> _WHAT THE TASK REQUIRES_:
Retype all the entries word for word, but omit the pictures.

[Stored data entries]
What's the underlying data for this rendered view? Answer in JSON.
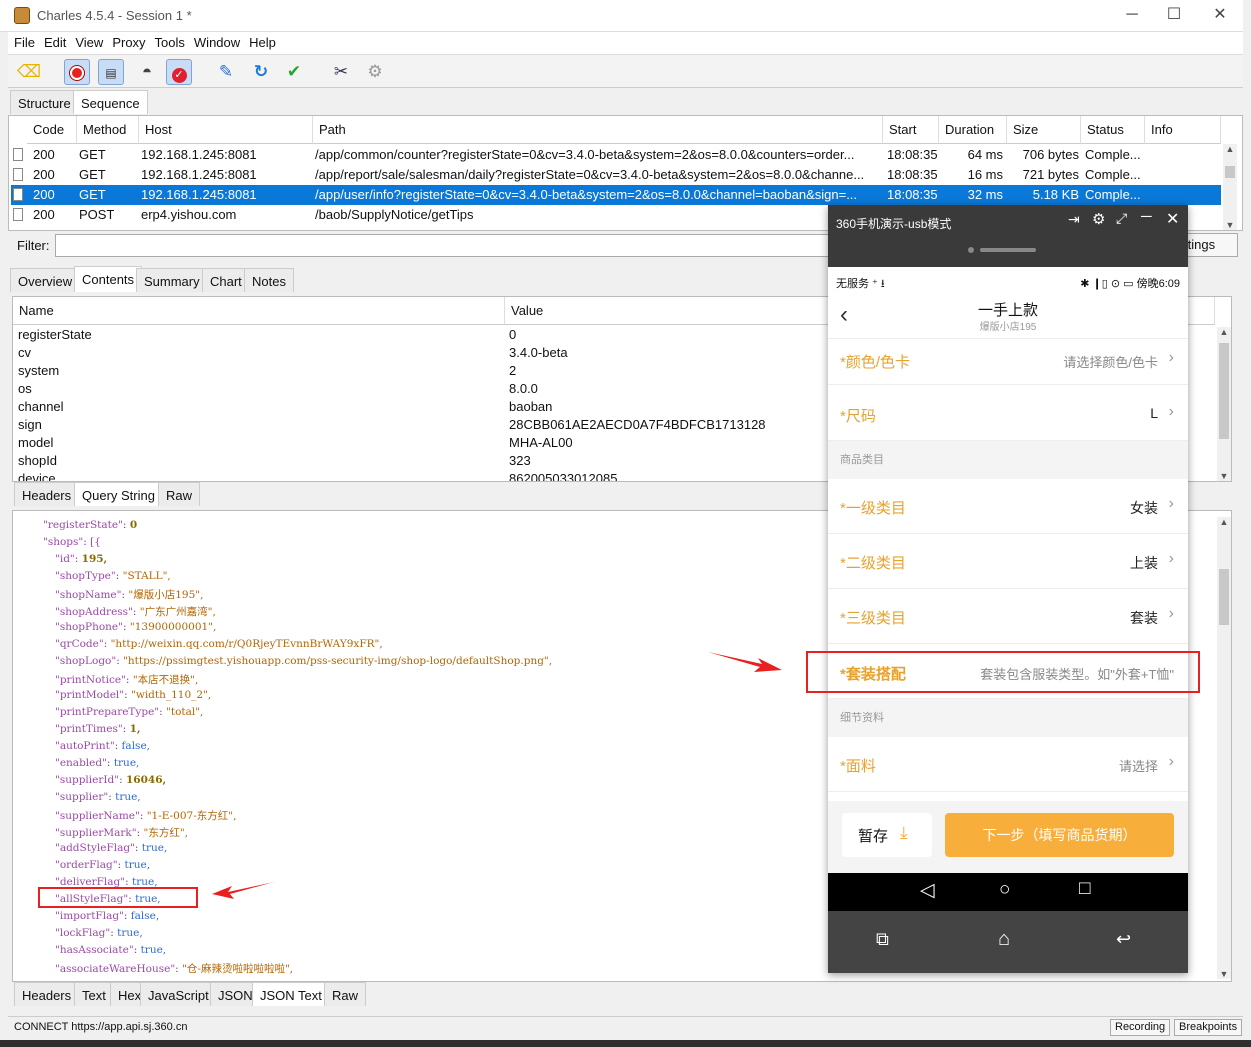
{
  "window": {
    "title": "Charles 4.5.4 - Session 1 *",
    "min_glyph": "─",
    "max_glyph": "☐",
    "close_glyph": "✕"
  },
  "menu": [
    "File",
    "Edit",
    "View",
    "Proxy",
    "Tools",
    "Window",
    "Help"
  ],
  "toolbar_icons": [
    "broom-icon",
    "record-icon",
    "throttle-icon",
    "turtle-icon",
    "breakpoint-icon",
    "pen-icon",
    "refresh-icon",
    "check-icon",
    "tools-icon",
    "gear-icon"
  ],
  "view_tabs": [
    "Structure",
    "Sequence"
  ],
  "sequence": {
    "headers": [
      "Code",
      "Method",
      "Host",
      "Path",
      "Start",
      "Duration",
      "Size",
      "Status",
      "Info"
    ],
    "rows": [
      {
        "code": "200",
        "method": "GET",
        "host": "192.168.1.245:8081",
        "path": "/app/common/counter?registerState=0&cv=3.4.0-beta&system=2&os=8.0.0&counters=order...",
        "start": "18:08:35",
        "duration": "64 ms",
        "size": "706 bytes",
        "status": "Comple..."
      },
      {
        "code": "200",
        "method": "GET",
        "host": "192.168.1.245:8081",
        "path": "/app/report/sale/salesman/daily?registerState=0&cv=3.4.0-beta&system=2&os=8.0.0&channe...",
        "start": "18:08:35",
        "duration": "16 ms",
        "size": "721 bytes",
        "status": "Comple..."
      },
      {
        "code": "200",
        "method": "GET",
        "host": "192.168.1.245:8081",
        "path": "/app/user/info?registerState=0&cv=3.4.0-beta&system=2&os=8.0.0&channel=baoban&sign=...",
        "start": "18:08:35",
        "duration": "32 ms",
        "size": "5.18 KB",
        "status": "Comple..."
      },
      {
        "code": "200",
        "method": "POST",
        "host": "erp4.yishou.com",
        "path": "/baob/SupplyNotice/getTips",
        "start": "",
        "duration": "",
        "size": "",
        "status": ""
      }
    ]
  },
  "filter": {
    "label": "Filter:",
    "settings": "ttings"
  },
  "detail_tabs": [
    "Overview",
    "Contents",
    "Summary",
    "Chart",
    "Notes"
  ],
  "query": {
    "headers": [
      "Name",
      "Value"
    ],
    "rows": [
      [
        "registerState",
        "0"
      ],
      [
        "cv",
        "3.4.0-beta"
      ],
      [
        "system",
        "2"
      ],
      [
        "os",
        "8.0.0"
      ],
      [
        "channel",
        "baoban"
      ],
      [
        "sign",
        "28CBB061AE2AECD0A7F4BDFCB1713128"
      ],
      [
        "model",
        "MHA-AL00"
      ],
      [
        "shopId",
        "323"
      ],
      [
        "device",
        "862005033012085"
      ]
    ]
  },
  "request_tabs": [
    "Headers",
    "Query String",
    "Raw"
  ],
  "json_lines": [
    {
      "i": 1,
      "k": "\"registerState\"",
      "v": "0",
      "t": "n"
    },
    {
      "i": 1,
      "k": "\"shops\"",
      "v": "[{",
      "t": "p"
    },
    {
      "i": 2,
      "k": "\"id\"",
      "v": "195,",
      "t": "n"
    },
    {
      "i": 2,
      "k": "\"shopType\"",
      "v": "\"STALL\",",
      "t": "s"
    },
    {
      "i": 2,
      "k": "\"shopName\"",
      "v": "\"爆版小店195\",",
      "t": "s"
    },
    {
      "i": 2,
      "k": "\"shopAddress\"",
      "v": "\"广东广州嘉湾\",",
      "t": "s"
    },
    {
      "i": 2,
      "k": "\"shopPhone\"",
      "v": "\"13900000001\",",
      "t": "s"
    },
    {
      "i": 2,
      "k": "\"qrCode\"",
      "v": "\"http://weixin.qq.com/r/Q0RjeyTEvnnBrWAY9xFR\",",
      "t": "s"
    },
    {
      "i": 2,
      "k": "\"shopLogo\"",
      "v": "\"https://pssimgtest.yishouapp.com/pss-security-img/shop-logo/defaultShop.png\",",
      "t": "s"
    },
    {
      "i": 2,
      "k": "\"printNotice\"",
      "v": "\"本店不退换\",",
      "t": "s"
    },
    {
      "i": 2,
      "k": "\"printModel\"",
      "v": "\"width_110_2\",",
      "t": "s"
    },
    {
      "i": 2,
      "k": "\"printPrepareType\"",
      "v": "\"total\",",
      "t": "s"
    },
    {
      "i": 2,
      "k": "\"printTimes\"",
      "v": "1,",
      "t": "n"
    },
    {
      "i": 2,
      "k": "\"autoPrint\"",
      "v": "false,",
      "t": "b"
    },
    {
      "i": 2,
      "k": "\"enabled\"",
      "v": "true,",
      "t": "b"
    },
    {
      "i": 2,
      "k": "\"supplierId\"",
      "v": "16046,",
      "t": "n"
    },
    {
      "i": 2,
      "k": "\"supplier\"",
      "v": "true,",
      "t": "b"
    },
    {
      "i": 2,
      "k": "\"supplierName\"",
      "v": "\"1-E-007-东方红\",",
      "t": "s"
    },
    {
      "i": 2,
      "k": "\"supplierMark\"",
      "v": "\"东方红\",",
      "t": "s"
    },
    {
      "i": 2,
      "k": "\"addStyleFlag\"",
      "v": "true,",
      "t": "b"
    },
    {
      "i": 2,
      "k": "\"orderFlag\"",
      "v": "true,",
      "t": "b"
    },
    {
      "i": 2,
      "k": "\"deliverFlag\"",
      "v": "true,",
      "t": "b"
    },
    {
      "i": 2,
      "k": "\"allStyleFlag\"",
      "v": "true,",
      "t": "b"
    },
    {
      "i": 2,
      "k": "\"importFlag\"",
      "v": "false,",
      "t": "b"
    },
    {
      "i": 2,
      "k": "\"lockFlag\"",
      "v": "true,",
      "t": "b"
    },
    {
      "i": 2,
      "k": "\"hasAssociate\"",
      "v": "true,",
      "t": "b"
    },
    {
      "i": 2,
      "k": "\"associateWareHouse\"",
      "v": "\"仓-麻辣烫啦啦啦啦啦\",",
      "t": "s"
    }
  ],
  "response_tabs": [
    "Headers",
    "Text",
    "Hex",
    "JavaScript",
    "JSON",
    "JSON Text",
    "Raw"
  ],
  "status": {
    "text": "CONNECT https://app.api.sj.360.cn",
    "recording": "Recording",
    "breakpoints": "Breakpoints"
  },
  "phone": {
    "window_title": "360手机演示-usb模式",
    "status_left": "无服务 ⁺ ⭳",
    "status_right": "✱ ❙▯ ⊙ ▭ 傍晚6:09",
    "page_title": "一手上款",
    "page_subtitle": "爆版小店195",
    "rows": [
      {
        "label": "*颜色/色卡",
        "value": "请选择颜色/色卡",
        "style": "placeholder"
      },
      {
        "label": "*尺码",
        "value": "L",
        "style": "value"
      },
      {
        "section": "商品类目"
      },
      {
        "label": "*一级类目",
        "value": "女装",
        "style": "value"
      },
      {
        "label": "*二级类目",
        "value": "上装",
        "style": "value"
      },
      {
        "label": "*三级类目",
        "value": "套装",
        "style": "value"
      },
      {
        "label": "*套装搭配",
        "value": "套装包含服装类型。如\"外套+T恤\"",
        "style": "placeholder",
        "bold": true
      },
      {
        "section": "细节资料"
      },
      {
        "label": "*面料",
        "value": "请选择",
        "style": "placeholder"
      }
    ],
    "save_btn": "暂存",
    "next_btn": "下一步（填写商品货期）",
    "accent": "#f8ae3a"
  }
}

> _EXERCISE RESPONSE_:
What's the underlying data for this rendered view? Answer in JSON.
{
  "window": {
    "title": "Charles 4.5.4 - Session 1 *",
    "min_glyph": "─",
    "max_glyph": "☐",
    "close_glyph": "✕"
  },
  "menu": [
    "File",
    "Edit",
    "View",
    "Proxy",
    "Tools",
    "Window",
    "Help"
  ],
  "toolbar_icons": [
    "broom-icon",
    "record-icon",
    "throttle-icon",
    "turtle-icon",
    "breakpoint-icon",
    "pen-icon",
    "refresh-icon",
    "check-icon",
    "tools-icon",
    "gear-icon"
  ],
  "view_tabs": [
    "Structure",
    "Sequence"
  ],
  "sequence": {
    "headers": [
      "Code",
      "Method",
      "Host",
      "Path",
      "Start",
      "Duration",
      "Size",
      "Status",
      "Info"
    ],
    "rows": [
      {
        "code": "200",
        "method": "GET",
        "host": "192.168.1.245:8081",
        "path": "/app/common/counter?registerState=0&cv=3.4.0-beta&system=2&os=8.0.0&counters=order...",
        "start": "18:08:35",
        "duration": "64 ms",
        "size": "706 bytes",
        "status": "Comple..."
      },
      {
        "code": "200",
        "method": "GET",
        "host": "192.168.1.245:8081",
        "path": "/app/report/sale/salesman/daily?registerState=0&cv=3.4.0-beta&system=2&os=8.0.0&channe...",
        "start": "18:08:35",
        "duration": "16 ms",
        "size": "721 bytes",
        "status": "Comple..."
      },
      {
        "code": "200",
        "method": "GET",
        "host": "192.168.1.245:8081",
        "path": "/app/user/info?registerState=0&cv=3.4.0-beta&system=2&os=8.0.0&channel=baoban&sign=...",
        "start": "18:08:35",
        "duration": "32 ms",
        "size": "5.18 KB",
        "status": "Comple..."
      },
      {
        "code": "200",
        "method": "POST",
        "host": "erp4.yishou.com",
        "path": "/baob/SupplyNotice/getTips",
        "start": "",
        "duration": "",
        "size": "",
        "status": ""
      }
    ]
  },
  "filter": {
    "label": "Filter:",
    "settings": "ttings"
  },
  "detail_tabs": [
    "Overview",
    "Contents",
    "Summary",
    "Chart",
    "Notes"
  ],
  "query": {
    "headers": [
      "Name",
      "Value"
    ],
    "rows": [
      [
        "registerState",
        "0"
      ],
      [
        "cv",
        "3.4.0-beta"
      ],
      [
        "system",
        "2"
      ],
      [
        "os",
        "8.0.0"
      ],
      [
        "channel",
        "baoban"
      ],
      [
        "sign",
        "28CBB061AE2AECD0A7F4BDFCB1713128"
      ],
      [
        "model",
        "MHA-AL00"
      ],
      [
        "shopId",
        "323"
      ],
      [
        "device",
        "862005033012085"
      ]
    ]
  },
  "request_tabs": [
    "Headers",
    "Query String",
    "Raw"
  ],
  "json_lines": [
    {
      "i": 1,
      "k": "\"registerState\"",
      "v": "0",
      "t": "n"
    },
    {
      "i": 1,
      "k": "\"shops\"",
      "v": "[{",
      "t": "p"
    },
    {
      "i": 2,
      "k": "\"id\"",
      "v": "195,",
      "t": "n"
    },
    {
      "i": 2,
      "k": "\"shopType\"",
      "v": "\"STALL\",",
      "t": "s"
    },
    {
      "i": 2,
      "k": "\"shopName\"",
      "v": "\"爆版小店195\",",
      "t": "s"
    },
    {
      "i": 2,
      "k": "\"shopAddress\"",
      "v": "\"广东广州嘉湾\",",
      "t": "s"
    },
    {
      "i": 2,
      "k": "\"shopPhone\"",
      "v": "\"13900000001\",",
      "t": "s"
    },
    {
      "i": 2,
      "k": "\"qrCode\"",
      "v": "\"http://weixin.qq.com/r/Q0RjeyTEvnnBrWAY9xFR\",",
      "t": "s"
    },
    {
      "i": 2,
      "k": "\"shopLogo\"",
      "v": "\"https://pssimgtest.yishouapp.com/pss-security-img/shop-logo/defaultShop.png\",",
      "t": "s"
    },
    {
      "i": 2,
      "k": "\"printNotice\"",
      "v": "\"本店不退换\",",
      "t": "s"
    },
    {
      "i": 2,
      "k": "\"printModel\"",
      "v": "\"width_110_2\",",
      "t": "s"
    },
    {
      "i": 2,
      "k": "\"printPrepareType\"",
      "v": "\"total\",",
      "t": "s"
    },
    {
      "i": 2,
      "k": "\"printTimes\"",
      "v": "1,",
      "t": "n"
    },
    {
      "i": 2,
      "k": "\"autoPrint\"",
      "v": "false,",
      "t": "b"
    },
    {
      "i": 2,
      "k": "\"enabled\"",
      "v": "true,",
      "t": "b"
    },
    {
      "i": 2,
      "k": "\"supplierId\"",
      "v": "16046,",
      "t": "n"
    },
    {
      "i": 2,
      "k": "\"supplier\"",
      "v": "true,",
      "t": "b"
    },
    {
      "i": 2,
      "k": "\"supplierName\"",
      "v": "\"1-E-007-东方红\",",
      "t": "s"
    },
    {
      "i": 2,
      "k": "\"supplierMark\"",
      "v": "\"东方红\",",
      "t": "s"
    },
    {
      "i": 2,
      "k": "\"addStyleFlag\"",
      "v": "true,",
      "t": "b"
    },
    {
      "i": 2,
      "k": "\"orderFlag\"",
      "v": "true,",
      "t": "b"
    },
    {
      "i": 2,
      "k": "\"deliverFlag\"",
      "v": "true,",
      "t": "b"
    },
    {
      "i": 2,
      "k": "\"allStyleFlag\"",
      "v": "true,",
      "t": "b"
    },
    {
      "i": 2,
      "k": "\"importFlag\"",
      "v": "false,",
      "t": "b"
    },
    {
      "i": 2,
      "k": "\"lockFlag\"",
      "v": "true,",
      "t": "b"
    },
    {
      "i": 2,
      "k": "\"hasAssociate\"",
      "v": "true,",
      "t": "b"
    },
    {
      "i": 2,
      "k": "\"associateWareHouse\"",
      "v": "\"仓-麻辣烫啦啦啦啦啦\",",
      "t": "s"
    }
  ],
  "response_tabs": [
    "Headers",
    "Text",
    "Hex",
    "JavaScript",
    "JSON",
    "JSON Text",
    "Raw"
  ],
  "status": {
    "text": "CONNECT https://app.api.sj.360.cn",
    "recording": "Recording",
    "breakpoints": "Breakpoints"
  },
  "phone": {
    "window_title": "360手机演示-usb模式",
    "status_left": "无服务 ⁺ ⭳",
    "status_right": "✱ ❙▯ ⊙ ▭ 傍晚6:09",
    "page_title": "一手上款",
    "page_subtitle": "爆版小店195",
    "rows": [
      {
        "label": "*颜色/色卡",
        "value": "请选择颜色/色卡",
        "style": "placeholder"
      },
      {
        "label": "*尺码",
        "value": "L",
        "style": "value"
      },
      {
        "section": "商品类目"
      },
      {
        "label": "*一级类目",
        "value": "女装",
        "style": "value"
      },
      {
        "label": "*二级类目",
        "value": "上装",
        "style": "value"
      },
      {
        "label": "*三级类目",
        "value": "套装",
        "style": "value"
      },
      {
        "label": "*套装搭配",
        "value": "套装包含服装类型。如\"外套+T恤\"",
        "style": "placeholder",
        "bold": true
      },
      {
        "section": "细节资料"
      },
      {
        "label": "*面料",
        "value": "请选择",
        "style": "placeholder"
      }
    ],
    "save_btn": "暂存",
    "next_btn": "下一步（填写商品货期）",
    "accent": "#f8ae3a"
  }
}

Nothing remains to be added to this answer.